Work required: Write out the listing beneath this instruction in its entirety, exactly as it reads.

Data extract:
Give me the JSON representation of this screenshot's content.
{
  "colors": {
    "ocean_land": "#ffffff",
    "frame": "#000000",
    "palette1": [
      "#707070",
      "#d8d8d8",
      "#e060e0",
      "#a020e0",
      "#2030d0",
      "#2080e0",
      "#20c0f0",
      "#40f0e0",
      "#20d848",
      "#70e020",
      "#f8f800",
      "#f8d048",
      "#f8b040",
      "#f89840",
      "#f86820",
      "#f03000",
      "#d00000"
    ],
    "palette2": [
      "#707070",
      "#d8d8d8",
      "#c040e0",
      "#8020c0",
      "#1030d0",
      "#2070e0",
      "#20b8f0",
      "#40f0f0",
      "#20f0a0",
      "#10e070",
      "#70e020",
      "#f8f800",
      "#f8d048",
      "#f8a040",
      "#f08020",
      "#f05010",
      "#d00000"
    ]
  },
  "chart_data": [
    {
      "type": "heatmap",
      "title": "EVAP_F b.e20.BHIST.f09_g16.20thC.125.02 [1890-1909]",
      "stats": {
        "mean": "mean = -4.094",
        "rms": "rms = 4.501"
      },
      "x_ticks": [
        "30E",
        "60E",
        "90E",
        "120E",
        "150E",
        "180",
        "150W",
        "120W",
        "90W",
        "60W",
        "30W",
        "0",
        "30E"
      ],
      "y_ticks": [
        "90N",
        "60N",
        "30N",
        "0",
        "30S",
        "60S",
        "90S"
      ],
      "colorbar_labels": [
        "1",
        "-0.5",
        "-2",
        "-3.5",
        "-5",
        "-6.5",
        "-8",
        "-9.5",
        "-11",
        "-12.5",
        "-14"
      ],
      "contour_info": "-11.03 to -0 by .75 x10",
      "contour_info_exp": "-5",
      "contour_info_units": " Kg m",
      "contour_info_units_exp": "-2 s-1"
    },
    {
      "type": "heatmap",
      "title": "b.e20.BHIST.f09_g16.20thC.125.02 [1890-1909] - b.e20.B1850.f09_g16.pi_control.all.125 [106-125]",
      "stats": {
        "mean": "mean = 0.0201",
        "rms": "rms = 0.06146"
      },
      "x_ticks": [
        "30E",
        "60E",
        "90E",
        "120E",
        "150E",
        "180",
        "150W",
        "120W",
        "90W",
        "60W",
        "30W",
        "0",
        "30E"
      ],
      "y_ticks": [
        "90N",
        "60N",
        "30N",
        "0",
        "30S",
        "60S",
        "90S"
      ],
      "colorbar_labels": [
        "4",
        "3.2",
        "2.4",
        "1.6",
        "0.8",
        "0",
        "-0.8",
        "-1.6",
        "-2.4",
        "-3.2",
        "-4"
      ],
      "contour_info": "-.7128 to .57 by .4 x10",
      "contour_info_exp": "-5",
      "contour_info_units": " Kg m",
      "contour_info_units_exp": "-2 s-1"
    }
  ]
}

Solution to this problem:
Give me the JSON representation of this screenshot's content.
{
  "colors": {
    "ocean_land": "#ffffff",
    "frame": "#000000",
    "palette1": [
      "#707070",
      "#d8d8d8",
      "#e060e0",
      "#a020e0",
      "#2030d0",
      "#2080e0",
      "#20c0f0",
      "#40f0e0",
      "#20d848",
      "#70e020",
      "#f8f800",
      "#f8d048",
      "#f8b040",
      "#f89840",
      "#f86820",
      "#f03000",
      "#d00000"
    ],
    "palette2": [
      "#707070",
      "#d8d8d8",
      "#c040e0",
      "#8020c0",
      "#1030d0",
      "#2070e0",
      "#20b8f0",
      "#40f0f0",
      "#20f0a0",
      "#10e070",
      "#70e020",
      "#f8f800",
      "#f8d048",
      "#f8a040",
      "#f08020",
      "#f05010",
      "#d00000"
    ]
  },
  "chart_data": [
    {
      "type": "heatmap",
      "title": "EVAP_F b.e20.BHIST.f09_g16.20thC.125.02 [1890-1909]",
      "stats": {
        "mean": "mean = -4.094",
        "rms": "rms = 4.501"
      },
      "x_ticks": [
        "30E",
        "60E",
        "90E",
        "120E",
        "150E",
        "180",
        "150W",
        "120W",
        "90W",
        "60W",
        "30W",
        "0",
        "30E"
      ],
      "y_ticks": [
        "90N",
        "60N",
        "30N",
        "0",
        "30S",
        "60S",
        "90S"
      ],
      "colorbar_labels": [
        "1",
        "-0.5",
        "-2",
        "-3.5",
        "-5",
        "-6.5",
        "-8",
        "-9.5",
        "-11",
        "-12.5",
        "-14"
      ],
      "contour_info": "-11.03 to -0 by .75 x10",
      "contour_info_exp": "-5",
      "contour_info_units": " Kg m",
      "contour_info_units_exp": "-2 s-1"
    },
    {
      "type": "heatmap",
      "title": "b.e20.BHIST.f09_g16.20thC.125.02 [1890-1909] - b.e20.B1850.f09_g16.pi_control.all.125 [106-125]",
      "stats": {
        "mean": "mean = 0.0201",
        "rms": "rms = 0.06146"
      },
      "x_ticks": [
        "30E",
        "60E",
        "90E",
        "120E",
        "150E",
        "180",
        "150W",
        "120W",
        "90W",
        "60W",
        "30W",
        "0",
        "30E"
      ],
      "y_ticks": [
        "90N",
        "60N",
        "30N",
        "0",
        "30S",
        "60S",
        "90S"
      ],
      "colorbar_labels": [
        "4",
        "3.2",
        "2.4",
        "1.6",
        "0.8",
        "0",
        "-0.8",
        "-1.6",
        "-2.4",
        "-3.2",
        "-4"
      ],
      "contour_info": "-.7128 to .57 by .4 x10",
      "contour_info_exp": "-5",
      "contour_info_units": " Kg m",
      "contour_info_units_exp": "-2 s-1"
    }
  ]
}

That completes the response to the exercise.